» TEXT PROVIDED
I was trying to respond to this thread two wimes but each time I did some translation my computer went down,  I hope this time it will not. 


			
				Jana337 said:
			
		

> OK, let me start but it is harder than the last time because I do not understand some parts very clearly.
> 
> 
> 
> I don't know where to start. I am sorry to hear that you had doubts started doubting (?) about our love and that you still believe that I do not like you/that I haven't felt anything to you. It is not true! It hurt me when you wrote that I had never loved you and that I was a liar! But it is just a figment of your imagination/your opinion (?). Do you think that I would have slept with you if I didn't love you?/if I hadn't loved you? NO!!! This is done just out of love. But I don't know who do you think I am? Every moment spent with you was pleasant and it will remain engraved in my memory forever. I want you to know that I do not regret having met you/anything and I'm happy that I met you. I felt terribly more than two weeks after I returned home. I was thinking about you and I cried! My parents did not allow me to return to England. They think that I was smoking ganja with you all the time. They do not trust me, like you! I want you to be the happiest person in the world because you deserve it more than me (?) . Leszek wrote you a message/these messages because he was worried about me. I spent whole days crying in bed because of you. No one knew what was going on with me and I did not say anything. Please believe me, I did not know anything about the messages you got. I felt sorry because no one knew what ??? us/that there really was something between you and me. Leszek likes me very much and he does not want me to ruin my life. I don't know that you hate me nowNow I know you, Chriss, hate me and that you are sad/grudge me that I did not go back to England. But give me just one month (?) (I think so ). Chriss, please excuse me/forgive me everything. I was really happy with you. WHY DID YOU LET ME LEAVE? Now you will live your life and forget about me. I will start working in September. Easy work and good money. I want to quit school because it is the bane of my lifetake up (or start or finish literarly the last one) studies since its my dream. I will also get the driving licence, did I tell you? I wish you the best of luck. Be happy. Thank you for everything.

» GIVEN INSTRUCTION 1
Write out the part of the forum post that begins with the words "I was trying" and ends with the words "parts very clearly.", copying it word for word.

» PROVIDED INFORMATION
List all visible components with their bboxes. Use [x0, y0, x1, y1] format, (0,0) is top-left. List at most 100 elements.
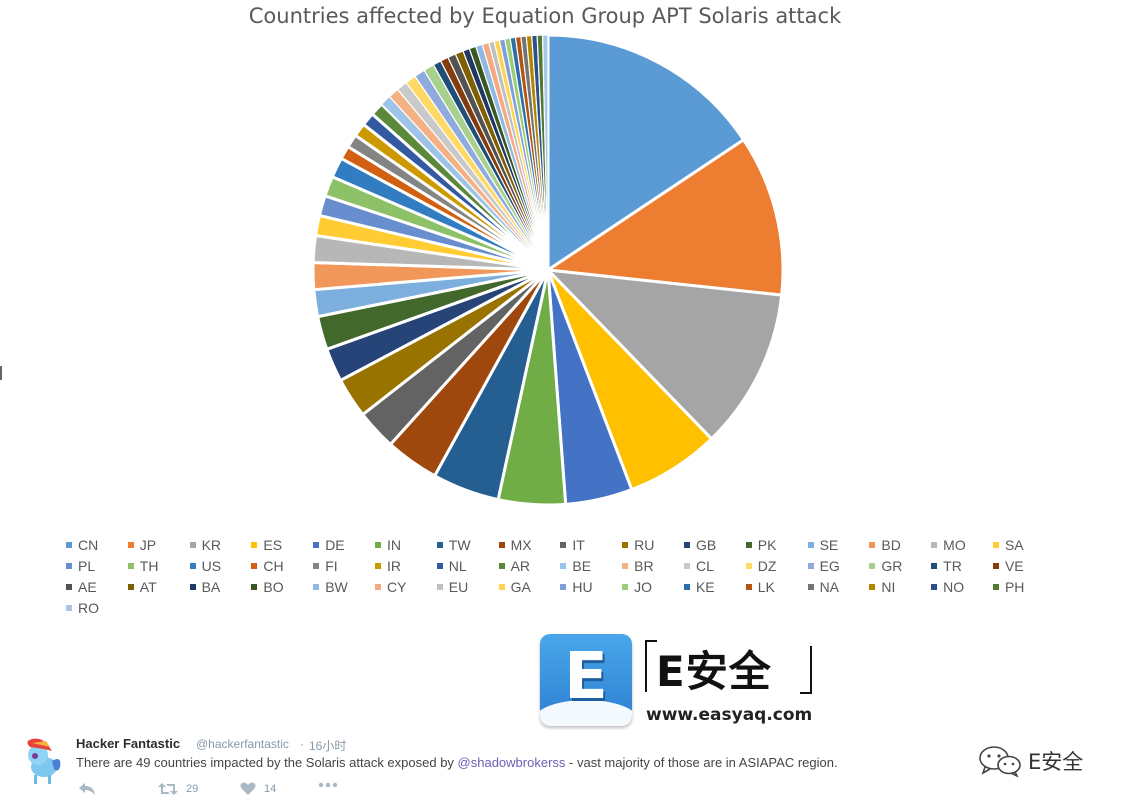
- legend-swatch: [127, 583, 134, 590]
- legend-label: EG: [819, 557, 840, 574]
- legend-item-nl: NL: [436, 557, 499, 574]
- legend-swatch: [436, 583, 443, 590]
- legend-label: IT: [572, 536, 585, 553]
- legend-item-ve: VE: [992, 557, 1055, 574]
- legend-swatch: [992, 583, 999, 590]
- pie-slice-kr: [544, 268, 784, 441]
- pie-slice-ro: [541, 34, 549, 271]
- tweet-author-handle[interactable]: @hackerfantastic: [196, 737, 289, 751]
- legend-swatch: [498, 541, 505, 548]
- legend-item-ga: GA: [498, 578, 561, 595]
- legend-label: BR: [634, 557, 654, 574]
- legend-label: AT: [139, 578, 157, 595]
- legend-swatch: [498, 583, 505, 590]
- legend-label: CL: [695, 557, 714, 574]
- legend-item-lk: LK: [745, 578, 808, 595]
- legend-label: IN: [386, 536, 401, 553]
- legend-swatch: [189, 562, 196, 569]
- avatar[interactable]: [22, 737, 64, 785]
- wechat-watermark: E安全: [978, 745, 1083, 777]
- legend-swatch: [66, 583, 72, 590]
- legend-label: NI: [881, 578, 896, 595]
- legend-item-sa: SA: [992, 536, 1055, 553]
- legend-swatch: [869, 541, 876, 548]
- legend-label: TW: [448, 536, 471, 553]
- legend-swatch: [374, 583, 381, 590]
- legend-label: BA: [201, 578, 221, 595]
- legend-label: NL: [448, 557, 467, 574]
- tweet-mention-link[interactable]: @shadowbrokerss: [457, 755, 566, 770]
- reply-button[interactable]: [78, 782, 96, 796]
- logo-brand-text: E安全: [656, 647, 772, 696]
- legend-swatch: [683, 562, 690, 569]
- legend-item-ke: KE: [683, 578, 746, 595]
- like-button[interactable]: 14: [240, 782, 276, 796]
- legend-item-ar: AR: [498, 557, 561, 574]
- legend-swatch: [436, 541, 443, 548]
- legend-item-us: US: [189, 557, 252, 574]
- legend-item-ae: AE: [66, 578, 128, 595]
- legend-item-it: IT: [560, 536, 622, 553]
- legend-swatch: [807, 583, 814, 590]
- legend-item-ph: PH: [992, 578, 1055, 595]
- legend-swatch: [745, 541, 752, 548]
- legend-item-ba: BA: [189, 578, 252, 595]
- legend-swatch: [127, 562, 134, 569]
- legend-label: TR: [943, 557, 962, 574]
- legend-label: SE: [819, 536, 839, 553]
- legend-label: CY: [386, 578, 407, 595]
- legend-item-es: ES: [251, 536, 313, 553]
- legend-label: BO: [263, 578, 284, 595]
- legend-item-ru: RU: [622, 536, 684, 553]
- legend-label: IR: [386, 557, 401, 574]
- legend-swatch: [869, 562, 876, 569]
- tweet-text-start: There are 49 countries impacted by the S…: [76, 755, 458, 770]
- pie-slice-cn: [546, 33, 746, 273]
- legend-label: RU: [634, 536, 655, 553]
- legend-label: HU: [572, 578, 593, 595]
- legend-item-de: DE: [313, 536, 375, 553]
- retweet-button[interactable]: 29: [158, 782, 198, 796]
- legend-label: JP: [139, 536, 157, 553]
- legend-item-se: SE: [807, 536, 870, 553]
- legend-item-ch: CH: [251, 557, 313, 574]
- legend-swatch: [869, 583, 876, 590]
- legend-swatch: [560, 583, 567, 590]
- legend-item-be: BE: [560, 557, 622, 574]
- logo-bracket-right: [800, 646, 812, 694]
- legend-item-tw: TW: [436, 536, 499, 553]
- tweet-author-name[interactable]: Hacker Fantastic: [76, 736, 181, 751]
- legend-swatch: [251, 541, 258, 548]
- legend-swatch: [374, 562, 381, 569]
- legend-swatch: [807, 562, 814, 569]
- legend-item-kr: KR: [189, 536, 252, 553]
- legend-label: MX: [510, 536, 532, 553]
- legend-item-eu: EU: [436, 578, 499, 595]
- more-button[interactable]: [318, 782, 338, 788]
- legend-item-ro: RO: [66, 599, 128, 616]
- logo-url: www.easyaq.com: [646, 705, 813, 725]
- chart-title: Countries affected by Equation Group APT…: [248, 4, 842, 28]
- legend-label: GB: [695, 536, 717, 553]
- legend-label: MO: [943, 536, 966, 553]
- logo-letter: E: [564, 640, 608, 714]
- legend-item-mx: MX: [498, 536, 561, 553]
- edge-mark: [0, 366, 2, 380]
- legend-swatch: [560, 541, 567, 548]
- legend-item-mo: MO: [931, 536, 993, 553]
- legend-swatch: [931, 583, 938, 590]
- legend-swatch: [745, 562, 752, 569]
- legend-item-cn: CN: [66, 536, 128, 553]
- tweet-timestamp[interactable]: 16小时: [309, 739, 347, 753]
- legend-swatch: [66, 562, 72, 569]
- legend-item-no: NO: [931, 578, 993, 595]
- legend-label: KE: [695, 578, 715, 595]
- legend-item-cl: CL: [683, 557, 746, 574]
- tweet-separator: ·: [300, 737, 304, 751]
- legend-item-na: NA: [807, 578, 870, 595]
- reply-icon: [79, 783, 95, 795]
- legend-label: GR: [881, 557, 903, 574]
- legend-swatch: [436, 562, 443, 569]
- legend-item-ir: IR: [374, 557, 437, 574]
- legend-swatch: [313, 541, 320, 548]
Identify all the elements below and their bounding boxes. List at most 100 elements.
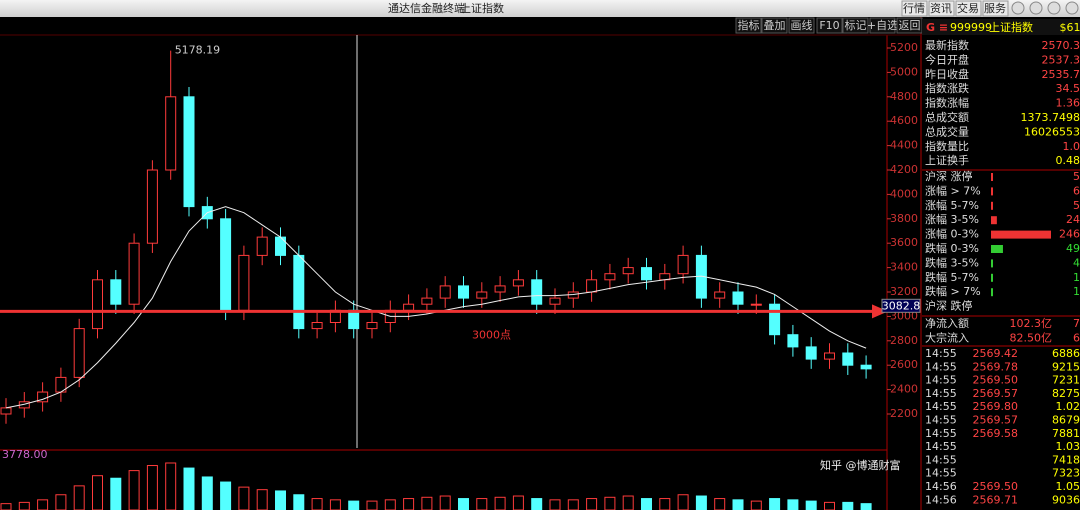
volume-bar <box>421 496 433 510</box>
high-label: 5178.19 <box>175 44 221 57</box>
volume-bar <box>824 501 835 510</box>
tick-volume: 8275 <box>1052 387 1080 400</box>
volume-bar <box>110 477 122 510</box>
breadth-value: 24 <box>1066 213 1080 226</box>
volume-bar <box>567 499 579 510</box>
tool-item[interactable]: +自选 <box>867 19 898 32</box>
tick-volume: 1.03 <box>1056 440 1080 453</box>
candle-body <box>842 352 854 366</box>
breadth-value: 6 <box>1073 184 1080 197</box>
breadth-value: 5 <box>1073 199 1080 212</box>
menu-item[interactable]: 交易 <box>957 1 979 15</box>
tick-time: 14:55 <box>925 400 957 413</box>
candle-body <box>512 279 524 287</box>
ma-line <box>5 206 867 409</box>
candle-body <box>458 285 469 299</box>
tick-time: 14:55 <box>925 427 957 440</box>
tool-button[interactable] <box>869 17 896 34</box>
quote-label: 总成交额 <box>925 110 969 124</box>
tick-volume: 7323 <box>1052 467 1080 480</box>
breadth-value: 4 <box>1073 256 1080 269</box>
quote-value: 0.48 <box>1056 154 1080 167</box>
tick-time: 14:55 <box>925 360 957 373</box>
breadth-label: 跌幅 0-3% <box>925 241 979 255</box>
volume-bar <box>531 498 543 510</box>
tool-button[interactable] <box>761 17 788 34</box>
tool-item[interactable]: F10 <box>819 19 839 32</box>
breadth-bar <box>991 273 993 282</box>
volume-bar <box>586 498 598 510</box>
candle-body <box>165 96 177 171</box>
breadth-label: 跌幅 > 7% <box>925 284 981 298</box>
candle-body <box>732 291 744 305</box>
candle-body <box>293 254 305 330</box>
quote-label: 上证换手 <box>925 153 969 167</box>
candle-body <box>531 279 543 305</box>
tool-item[interactable]: 画线 <box>791 18 813 32</box>
volume-bar <box>659 498 671 510</box>
tool-item[interactable]: 叠加 <box>764 19 786 32</box>
candle-body <box>311 322 323 330</box>
volume-bar <box>18 501 30 510</box>
menu-button[interactable] <box>955 0 982 17</box>
volume-bar <box>311 498 323 510</box>
volume-bar <box>73 485 85 510</box>
tick-volume: 7418 <box>1052 453 1080 466</box>
tool-item[interactable]: 标记 <box>845 18 867 32</box>
menu-button[interactable] <box>928 0 955 17</box>
tick-price: 2569.71 <box>973 493 1019 506</box>
tool-item[interactable]: 返回 <box>899 19 921 32</box>
candle-body <box>641 267 652 281</box>
volume-bar <box>146 465 158 510</box>
quote-label: 昨日收盘 <box>925 67 969 81</box>
candle-body <box>421 297 433 305</box>
tick-price: 2569.42 <box>973 347 1019 360</box>
candle-body <box>348 309 360 330</box>
y-tick-label: 2600 <box>890 358 918 371</box>
candle-body <box>476 291 488 299</box>
candle-body <box>73 328 85 378</box>
volume-bar <box>769 498 781 510</box>
tick-volume: 1.02 <box>1056 400 1080 413</box>
volume-bar <box>275 490 286 510</box>
breadth-value: 246 <box>1059 228 1080 241</box>
breadth-label: 跌幅 5-7% <box>925 270 979 284</box>
candle-body <box>604 273 616 281</box>
tick-time: 14:55 <box>925 374 957 387</box>
breadth-bar <box>991 173 993 181</box>
tool-button[interactable] <box>788 17 815 34</box>
tick-volume: 1.05 <box>1056 480 1080 493</box>
tool-button[interactable] <box>842 17 869 34</box>
volume-bar <box>439 495 451 510</box>
tool-item[interactable]: 指标 <box>738 18 760 32</box>
breadth-value: 5 <box>1073 170 1080 183</box>
menu-item[interactable]: 资讯 <box>930 2 952 15</box>
volume-bar <box>220 481 232 510</box>
tick-time: 14:55 <box>925 440 957 453</box>
volume-bar <box>842 501 854 510</box>
menu-button[interactable] <box>982 0 1009 17</box>
window-subtitle: 上证指数 <box>460 1 504 15</box>
breadth-value: 1 <box>1073 285 1080 298</box>
flow-value: 102.3亿 <box>1010 317 1053 330</box>
annotation-text: 3000点 <box>472 328 511 341</box>
tool-button[interactable] <box>735 17 762 34</box>
volume-bar <box>165 462 177 510</box>
breadth-label: 沪深 跌停 <box>925 299 973 313</box>
flow-label: 大宗流入 <box>925 330 969 344</box>
y-tick-label: 3400 <box>890 261 918 274</box>
menu-item[interactable]: 行情 <box>903 2 925 15</box>
menu-item[interactable]: 服务 <box>984 2 1006 15</box>
candle-body <box>769 303 781 336</box>
tool-button[interactable] <box>816 17 843 34</box>
flow-extra: 7 <box>1073 317 1080 330</box>
quote-label: 今日开盘 <box>925 52 969 66</box>
volume-bar <box>549 499 561 510</box>
menu-button[interactable] <box>901 0 928 17</box>
tick-volume: 9036 <box>1052 493 1080 506</box>
breadth-bar <box>991 201 993 210</box>
flow-value: 82.50亿 <box>1010 331 1053 344</box>
tick-time: 14:55 <box>925 467 957 480</box>
breadth-bar <box>991 216 997 225</box>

» GIVEN INSTRUCTION 2
Please extract from the rows the lines running from the one containing "- legend-swatch: [127, 583, 134, 590]" through the one containing "- pie-slice-kr: [544, 268, 784, 441]", both included, and reproduce them unchanged.

» EXERCISE OUTPUT 1
I was trying to respond to this thread two wimes but each time I did some translation my computer went down,  I hope this time it will not. 


			
				Jana337 said:
			
		

> OK, let me start but it is harder than the last time because I do not understand some parts very clearly.

» EXERCISE OUTPUT 2
- legend-swatch: [127, 583, 134, 590]
- legend-label: EG: [819, 557, 840, 574]
- legend-item-nl: NL: [436, 557, 499, 574]
- legend-swatch: [436, 583, 443, 590]
- legend-label: IT: [572, 536, 585, 553]
- legend-item-ve: VE: [992, 557, 1055, 574]
- legend-swatch: [992, 583, 999, 590]
- pie-slice-kr: [544, 268, 784, 441]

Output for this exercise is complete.